- **Excerpted text**:
But the movement towards market-oriented spectrum policy has had profoundly beneficial results, not just for American businesses and consumers but for the poorest of the poor worldwide.  Smart phones and wireless broadband and satellite broadband are now ubiquitous around the world accessible to even the poorest of the poor. Over the past forty years, the percentage of the world’s population living in abject subsistence poverty has declined from 40% to less than 10%.  Almost certainly for the first time in human history, a large share of the world’s population moved from abject poverty to at least a notch above.  Poverty has not been eliminated, but the worst forms are in retreat.

Some portion, perhaps a large portion, of this decline in abject poverty is the result of the global adoption of market-oriented spectrum policies. The near universal availability of wireless and broadband services could not have happened under old command-and-control policies.

All of which brings us back to EchoStar.  The FCC licenses under review are ones that EchoStar purchased and that EchoStar could sell. Other companies could have purchased them in the past, and could purchase them today or tomorrow.  Rather than buy the licenses from EchoStar, some companies seek to have the FCC share them or expropriate them.

Data entries:
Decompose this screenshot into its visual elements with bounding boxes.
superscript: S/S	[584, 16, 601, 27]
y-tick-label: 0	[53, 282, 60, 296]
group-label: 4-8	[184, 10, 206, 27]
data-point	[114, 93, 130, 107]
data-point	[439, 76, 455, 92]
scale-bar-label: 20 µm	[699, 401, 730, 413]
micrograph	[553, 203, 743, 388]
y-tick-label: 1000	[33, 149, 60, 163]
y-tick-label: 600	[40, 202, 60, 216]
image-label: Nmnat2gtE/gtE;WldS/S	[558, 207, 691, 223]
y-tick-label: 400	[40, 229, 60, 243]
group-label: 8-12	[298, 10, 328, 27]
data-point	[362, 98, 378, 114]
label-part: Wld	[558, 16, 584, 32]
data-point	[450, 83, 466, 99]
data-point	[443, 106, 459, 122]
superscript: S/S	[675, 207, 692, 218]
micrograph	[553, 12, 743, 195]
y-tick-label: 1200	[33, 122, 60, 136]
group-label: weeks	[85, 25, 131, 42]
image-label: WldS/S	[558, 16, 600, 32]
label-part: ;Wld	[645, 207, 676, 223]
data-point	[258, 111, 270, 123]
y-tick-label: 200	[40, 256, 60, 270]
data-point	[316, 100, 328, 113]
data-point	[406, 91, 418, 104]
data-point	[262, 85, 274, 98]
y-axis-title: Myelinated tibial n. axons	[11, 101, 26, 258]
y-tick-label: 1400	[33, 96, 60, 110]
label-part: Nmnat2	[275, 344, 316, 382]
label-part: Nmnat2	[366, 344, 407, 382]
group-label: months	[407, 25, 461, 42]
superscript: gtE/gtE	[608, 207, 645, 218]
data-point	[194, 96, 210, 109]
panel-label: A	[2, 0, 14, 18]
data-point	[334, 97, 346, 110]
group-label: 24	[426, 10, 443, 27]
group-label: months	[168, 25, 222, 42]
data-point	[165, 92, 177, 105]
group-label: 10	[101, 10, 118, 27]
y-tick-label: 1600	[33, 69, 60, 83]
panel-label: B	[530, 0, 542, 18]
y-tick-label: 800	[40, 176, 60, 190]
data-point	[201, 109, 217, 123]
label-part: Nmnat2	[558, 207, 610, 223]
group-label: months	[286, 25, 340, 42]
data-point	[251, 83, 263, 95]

- **Explore the material**:
a) According to the text on spectrum policy, how has the percentage of the world's population living in abject subsistence poverty changed over the past forty years?
b) Output the portion of the spectrum policy text between "Some portion, perhaps" and "or expropriate them.", inclusive.

- **Replies**:
a) It has declined from 40% to less than 10%.

b)
Some portion, perhaps a large portion, of this decline in abject poverty is the result of the global adoption of market-oriented spectrum policies. The near universal availability of wireless and broadband services could not have happened under old command-and-control policies.

All of which brings us back to EchoStar.  The FCC licenses under review are ones that EchoStar purchased and that EchoStar could sell. Other companies could have purchased them in the past, and could purchase them today or tomorrow.  Rather than buy the licenses from EchoStar, some companies seek to have the FCC share them or expropriate them.